** begin **

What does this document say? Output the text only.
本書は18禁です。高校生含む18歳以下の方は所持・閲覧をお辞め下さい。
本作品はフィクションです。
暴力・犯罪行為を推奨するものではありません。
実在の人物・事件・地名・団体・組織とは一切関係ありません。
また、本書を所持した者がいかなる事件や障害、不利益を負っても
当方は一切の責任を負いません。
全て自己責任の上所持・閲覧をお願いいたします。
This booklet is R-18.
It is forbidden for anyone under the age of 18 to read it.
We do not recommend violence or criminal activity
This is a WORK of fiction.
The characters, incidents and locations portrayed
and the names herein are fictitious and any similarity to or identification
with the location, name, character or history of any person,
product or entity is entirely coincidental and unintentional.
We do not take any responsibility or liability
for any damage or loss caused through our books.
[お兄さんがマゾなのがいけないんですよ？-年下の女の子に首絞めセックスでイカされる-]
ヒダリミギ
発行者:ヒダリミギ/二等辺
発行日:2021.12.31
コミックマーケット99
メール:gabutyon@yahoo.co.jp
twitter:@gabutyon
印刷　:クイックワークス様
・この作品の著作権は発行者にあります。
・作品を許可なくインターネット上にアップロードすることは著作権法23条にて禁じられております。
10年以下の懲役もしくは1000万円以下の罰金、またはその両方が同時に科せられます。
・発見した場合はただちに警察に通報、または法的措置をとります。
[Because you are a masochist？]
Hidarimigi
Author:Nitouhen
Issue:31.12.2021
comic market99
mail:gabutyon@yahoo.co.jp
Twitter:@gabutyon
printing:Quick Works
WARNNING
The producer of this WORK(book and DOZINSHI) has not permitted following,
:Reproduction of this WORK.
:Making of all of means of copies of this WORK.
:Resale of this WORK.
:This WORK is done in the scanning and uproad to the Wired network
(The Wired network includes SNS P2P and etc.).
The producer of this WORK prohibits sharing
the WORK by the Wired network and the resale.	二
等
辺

** end **

TASK DESCRIPTION — Find the lines with the string "gabutyon" and reproduce them.

RESULT —
メール:gabutyon@yahoo.co.jp
twitter:@gabutyon
mail:gabutyon@yahoo.co.jp
Twitter:@gabutyon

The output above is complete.